**Data lines**
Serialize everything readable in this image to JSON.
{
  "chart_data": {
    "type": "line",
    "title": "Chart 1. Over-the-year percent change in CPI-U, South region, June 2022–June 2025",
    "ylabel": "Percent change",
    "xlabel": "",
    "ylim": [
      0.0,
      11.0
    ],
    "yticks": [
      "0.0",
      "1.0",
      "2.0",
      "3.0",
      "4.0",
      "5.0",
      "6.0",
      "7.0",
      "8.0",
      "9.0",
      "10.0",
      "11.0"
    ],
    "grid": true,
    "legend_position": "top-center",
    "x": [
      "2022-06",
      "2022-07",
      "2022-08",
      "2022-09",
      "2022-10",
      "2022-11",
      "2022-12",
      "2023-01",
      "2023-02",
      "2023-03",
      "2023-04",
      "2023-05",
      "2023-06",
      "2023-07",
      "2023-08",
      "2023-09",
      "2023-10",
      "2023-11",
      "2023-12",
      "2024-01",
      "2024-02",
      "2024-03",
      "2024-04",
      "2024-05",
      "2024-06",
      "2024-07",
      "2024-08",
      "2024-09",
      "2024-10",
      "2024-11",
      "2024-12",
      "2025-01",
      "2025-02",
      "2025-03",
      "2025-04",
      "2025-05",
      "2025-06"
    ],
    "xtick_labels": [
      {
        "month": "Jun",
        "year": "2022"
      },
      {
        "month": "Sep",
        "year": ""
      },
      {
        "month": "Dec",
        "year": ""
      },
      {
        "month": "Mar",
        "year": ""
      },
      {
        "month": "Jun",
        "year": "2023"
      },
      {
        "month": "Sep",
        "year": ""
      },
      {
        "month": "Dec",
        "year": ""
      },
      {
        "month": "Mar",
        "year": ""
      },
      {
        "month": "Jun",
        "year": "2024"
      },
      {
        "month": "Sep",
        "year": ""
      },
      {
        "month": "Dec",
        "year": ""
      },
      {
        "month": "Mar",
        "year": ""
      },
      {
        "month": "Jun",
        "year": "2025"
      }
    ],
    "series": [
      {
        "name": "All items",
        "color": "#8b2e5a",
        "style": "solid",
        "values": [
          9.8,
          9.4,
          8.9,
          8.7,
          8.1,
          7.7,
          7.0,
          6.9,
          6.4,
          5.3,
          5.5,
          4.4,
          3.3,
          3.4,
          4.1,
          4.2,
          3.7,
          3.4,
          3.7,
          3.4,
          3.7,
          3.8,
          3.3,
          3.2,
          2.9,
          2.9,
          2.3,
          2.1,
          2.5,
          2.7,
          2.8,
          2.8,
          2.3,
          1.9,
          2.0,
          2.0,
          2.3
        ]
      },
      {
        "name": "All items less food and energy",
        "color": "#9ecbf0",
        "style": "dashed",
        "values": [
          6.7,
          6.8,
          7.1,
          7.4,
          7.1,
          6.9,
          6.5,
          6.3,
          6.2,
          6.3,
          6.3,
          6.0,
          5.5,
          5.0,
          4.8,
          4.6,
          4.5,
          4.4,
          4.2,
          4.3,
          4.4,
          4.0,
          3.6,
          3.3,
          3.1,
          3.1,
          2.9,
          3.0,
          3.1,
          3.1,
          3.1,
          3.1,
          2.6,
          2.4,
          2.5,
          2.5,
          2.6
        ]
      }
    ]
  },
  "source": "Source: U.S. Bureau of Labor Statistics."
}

**What the task requires**
Return all of the entries word for word.

**Complete answer**
Serialize everything readable in this image to JSON.
{
  "chart_data": {
    "type": "line",
    "title": "Chart 1. Over-the-year percent change in CPI-U, South region, June 2022–June 2025",
    "ylabel": "Percent change",
    "xlabel": "",
    "ylim": [
      0.0,
      11.0
    ],
    "yticks": [
      "0.0",
      "1.0",
      "2.0",
      "3.0",
      "4.0",
      "5.0",
      "6.0",
      "7.0",
      "8.0",
      "9.0",
      "10.0",
      "11.0"
    ],
    "grid": true,
    "legend_position": "top-center",
    "x": [
      "2022-06",
      "2022-07",
      "2022-08",
      "2022-09",
      "2022-10",
      "2022-11",
      "2022-12",
      "2023-01",
      "2023-02",
      "2023-03",
      "2023-04",
      "2023-05",
      "2023-06",
      "2023-07",
      "2023-08",
      "2023-09",
      "2023-10",
      "2023-11",
      "2023-12",
      "2024-01",
      "2024-02",
      "2024-03",
      "2024-04",
      "2024-05",
      "2024-06",
      "2024-07",
      "2024-08",
      "2024-09",
      "2024-10",
      "2024-11",
      "2024-12",
      "2025-01",
      "2025-02",
      "2025-03",
      "2025-04",
      "2025-05",
      "2025-06"
    ],
    "xtick_labels": [
      {
        "month": "Jun",
        "year": "2022"
      },
      {
        "month": "Sep",
        "year": ""
      },
      {
        "month": "Dec",
        "year": ""
      },
      {
        "month": "Mar",
        "year": ""
      },
      {
        "month": "Jun",
        "year": "2023"
      },
      {
        "month": "Sep",
        "year": ""
      },
      {
        "month": "Dec",
        "year": ""
      },
      {
        "month": "Mar",
        "year": ""
      },
      {
        "month": "Jun",
        "year": "2024"
      },
      {
        "month": "Sep",
        "year": ""
      },
      {
        "month": "Dec",
        "year": ""
      },
      {
        "month": "Mar",
        "year": ""
      },
      {
        "month": "Jun",
        "year": "2025"
      }
    ],
    "series": [
      {
        "name": "All items",
        "color": "#8b2e5a",
        "style": "solid",
        "values": [
          9.8,
          9.4,
          8.9,
          8.7,
          8.1,
          7.7,
          7.0,
          6.9,
          6.4,
          5.3,
          5.5,
          4.4,
          3.3,
          3.4,
          4.1,
          4.2,
          3.7,
          3.4,
          3.7,
          3.4,
          3.7,
          3.8,
          3.3,
          3.2,
          2.9,
          2.9,
          2.3,
          2.1,
          2.5,
          2.7,
          2.8,
          2.8,
          2.3,
          1.9,
          2.0,
          2.0,
          2.3
        ]
      },
      {
        "name": "All items less food and energy",
        "color": "#9ecbf0",
        "style": "dashed",
        "values": [
          6.7,
          6.8,
          7.1,
          7.4,
          7.1,
          6.9,
          6.5,
          6.3,
          6.2,
          6.3,
          6.3,
          6.0,
          5.5,
          5.0,
          4.8,
          4.6,
          4.5,
          4.4,
          4.2,
          4.3,
          4.4,
          4.0,
          3.6,
          3.3,
          3.1,
          3.1,
          2.9,
          3.0,
          3.1,
          3.1,
          3.1,
          3.1,
          2.6,
          2.4,
          2.5,
          2.5,
          2.6
        ]
      }
    ]
  },
  "source": "Source: U.S. Bureau of Labor Statistics."
}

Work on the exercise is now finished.